[Stored records]
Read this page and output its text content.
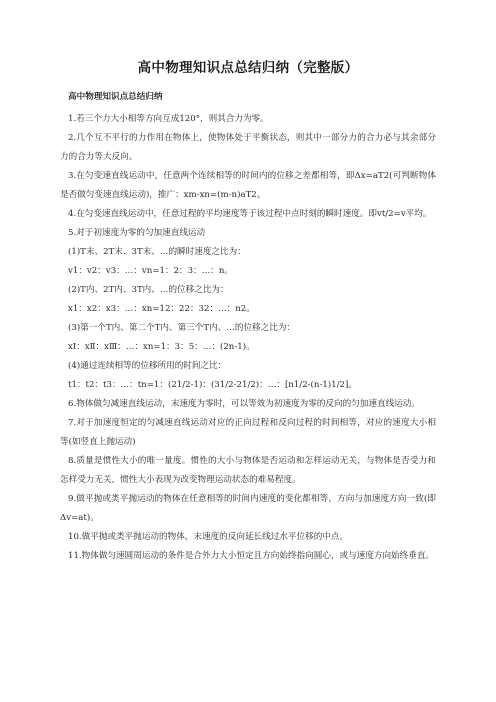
高中物理知识点总结归纳（完整版）
高中物理知识点总结归纳

1.若三个力大小相等方向互成120°，则其合力为零。

2.几个互不平行的力作用在物体上，使物体处于平衡状态，则其中一部分力的合力必与其余部分力的合力等大反向。

3.在匀变速直线运动中，任意两个连续相等的时间内的位移之差都相等，即Δx=aT2(可判断物体是否做匀变速直线运动)，推广：xm-xn=(m-n)aT2。

4.在匀变速直线运动中，任意过程的平均速度等于该过程中点时刻的瞬时速度。即vt/2=v平均。

5.对于初速度为零的匀加速直线运动

(1)T末、2T末、3T末、…的瞬时速度之比为：

v1：v2：v3：…：vn=1：2：3：…：n。

(2)T内、2T内、3T内、…的位移之比为：

x1：x2：x3：…：xn=12：22：32：…：n2。

(3)第一个T内、第二个T内、第三个T内、…的位移之比为：

xⅠ：xⅡ：xⅢ：…：xn=1：3：5：…：(2n-1)。

(4)通过连续相等的位移所用的时间之比：

t1：t2：t3：…：tn=1：(21/2-1)：(31/2-21/2)：…：[n1/2-(n-1)1/2]。

6.物体做匀减速直线运动，末速度为零时，可以等效为初速度为零的反向的匀加速直线运动。

7.对于加速度恒定的匀减速直线运动对应的正向过程和反向过程的时间相等，对应的速度大小相等(如竖直上抛运动)

8.质量是惯性大小的唯一量度。惯性的大小与物体是否运动和怎样运动无关，与物体是否受力和怎样受力无关，惯性大小表现为改变物理运动状态的难易程度。

9.做平抛或类平抛运动的物体在任意相等的时间内速度的变化都相等，方向与加速度方向一致(即Δv=at)。

10.做平抛或类平抛运动的物体，末速度的反向延长线过水平位移的中点。

11.物体做匀速圆周运动的条件是合外力大小恒定且方向始终指向圆心，或与速度方向始终垂直。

• THE TASK
Above are the records; copy every line in them that holds the word "的位移之比为".

• WRITTEN RESPONSE
(2)T内、2T内、3T内、…的位移之比为：
(3)第一个T内、第二个T内、第三个T内、…的位移之比为：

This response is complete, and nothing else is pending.